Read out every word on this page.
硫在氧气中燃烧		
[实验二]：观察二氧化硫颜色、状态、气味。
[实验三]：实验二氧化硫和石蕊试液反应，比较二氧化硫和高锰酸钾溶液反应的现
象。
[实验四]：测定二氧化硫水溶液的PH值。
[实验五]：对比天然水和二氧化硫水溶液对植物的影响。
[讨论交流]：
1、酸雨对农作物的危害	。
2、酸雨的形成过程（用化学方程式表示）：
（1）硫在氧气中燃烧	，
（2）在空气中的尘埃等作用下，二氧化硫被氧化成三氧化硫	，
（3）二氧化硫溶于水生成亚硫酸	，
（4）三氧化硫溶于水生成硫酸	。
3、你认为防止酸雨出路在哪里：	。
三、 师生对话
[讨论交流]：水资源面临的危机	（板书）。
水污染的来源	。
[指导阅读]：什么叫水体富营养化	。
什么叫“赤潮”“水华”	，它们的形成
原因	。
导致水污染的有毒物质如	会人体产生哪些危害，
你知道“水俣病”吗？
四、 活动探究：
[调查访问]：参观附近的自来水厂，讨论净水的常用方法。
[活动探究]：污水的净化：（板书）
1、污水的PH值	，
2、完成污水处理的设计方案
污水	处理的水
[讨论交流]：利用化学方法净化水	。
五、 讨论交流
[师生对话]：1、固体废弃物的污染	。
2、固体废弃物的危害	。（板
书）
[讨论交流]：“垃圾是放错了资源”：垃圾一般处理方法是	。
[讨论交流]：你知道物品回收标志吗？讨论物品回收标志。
* * *
Required work →
Where a line of the material above holds the string "讨论交流", copy that line.

Response below →
[讨论交流]：
[讨论交流]：水资源面临的危机	（板书）。
[讨论交流]：利用化学方法净化水	。
五、 讨论交流
[讨论交流]：“垃圾是放错了资源”：垃圾一般处理方法是	。
[讨论交流]：你知道物品回收标志吗？讨论物品回收标志。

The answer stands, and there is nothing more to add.